Work instructions: Could you copy out, word for word, the records from the line containing "Localize each UI component in this w=1626" to the line containing "- fig1-switching-label-line-1: Module: [726, 476, 815, 506]", including both of those lines?

# Record set start

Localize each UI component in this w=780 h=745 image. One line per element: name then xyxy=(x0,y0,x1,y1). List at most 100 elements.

# Record set end
# Record set start

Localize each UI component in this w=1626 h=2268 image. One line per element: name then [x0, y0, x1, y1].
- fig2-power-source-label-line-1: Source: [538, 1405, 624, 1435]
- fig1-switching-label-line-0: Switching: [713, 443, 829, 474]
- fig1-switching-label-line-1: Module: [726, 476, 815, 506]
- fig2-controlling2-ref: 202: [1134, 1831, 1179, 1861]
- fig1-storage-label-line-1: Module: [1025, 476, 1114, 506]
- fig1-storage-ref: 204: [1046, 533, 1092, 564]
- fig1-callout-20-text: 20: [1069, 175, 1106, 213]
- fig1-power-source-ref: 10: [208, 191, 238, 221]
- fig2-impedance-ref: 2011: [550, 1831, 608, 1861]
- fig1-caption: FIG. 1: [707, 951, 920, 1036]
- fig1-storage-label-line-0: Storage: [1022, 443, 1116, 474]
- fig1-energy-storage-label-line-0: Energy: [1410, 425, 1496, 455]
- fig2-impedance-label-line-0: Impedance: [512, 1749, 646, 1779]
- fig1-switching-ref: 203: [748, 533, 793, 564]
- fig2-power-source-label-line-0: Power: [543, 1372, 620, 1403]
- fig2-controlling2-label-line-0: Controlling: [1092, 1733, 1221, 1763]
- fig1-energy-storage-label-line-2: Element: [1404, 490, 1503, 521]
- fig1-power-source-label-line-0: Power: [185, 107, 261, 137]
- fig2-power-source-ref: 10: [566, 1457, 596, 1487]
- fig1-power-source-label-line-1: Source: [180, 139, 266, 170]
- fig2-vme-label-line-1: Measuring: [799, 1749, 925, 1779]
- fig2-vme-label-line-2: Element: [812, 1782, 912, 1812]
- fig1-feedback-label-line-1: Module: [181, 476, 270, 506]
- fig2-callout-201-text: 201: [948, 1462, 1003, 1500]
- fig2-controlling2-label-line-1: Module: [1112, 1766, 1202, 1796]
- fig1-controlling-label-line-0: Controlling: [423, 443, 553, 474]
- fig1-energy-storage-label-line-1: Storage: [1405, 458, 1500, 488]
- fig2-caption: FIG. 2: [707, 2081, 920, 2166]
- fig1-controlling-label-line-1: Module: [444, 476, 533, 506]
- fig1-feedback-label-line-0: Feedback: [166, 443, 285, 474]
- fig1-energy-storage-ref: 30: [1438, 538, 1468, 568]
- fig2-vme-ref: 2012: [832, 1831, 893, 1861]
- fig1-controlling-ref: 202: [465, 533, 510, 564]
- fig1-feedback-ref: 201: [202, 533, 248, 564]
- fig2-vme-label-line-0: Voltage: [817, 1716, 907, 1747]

# Record set end

Solution for this exercise:
Localize each UI component in this w=1626 h=2268 image. One line per element: name then [x0, y0, x1, y1].
- fig2-power-source-label-line-1: Source: [538, 1405, 624, 1435]
- fig1-switching-label-line-0: Switching: [713, 443, 829, 474]
- fig1-switching-label-line-1: Module: [726, 476, 815, 506]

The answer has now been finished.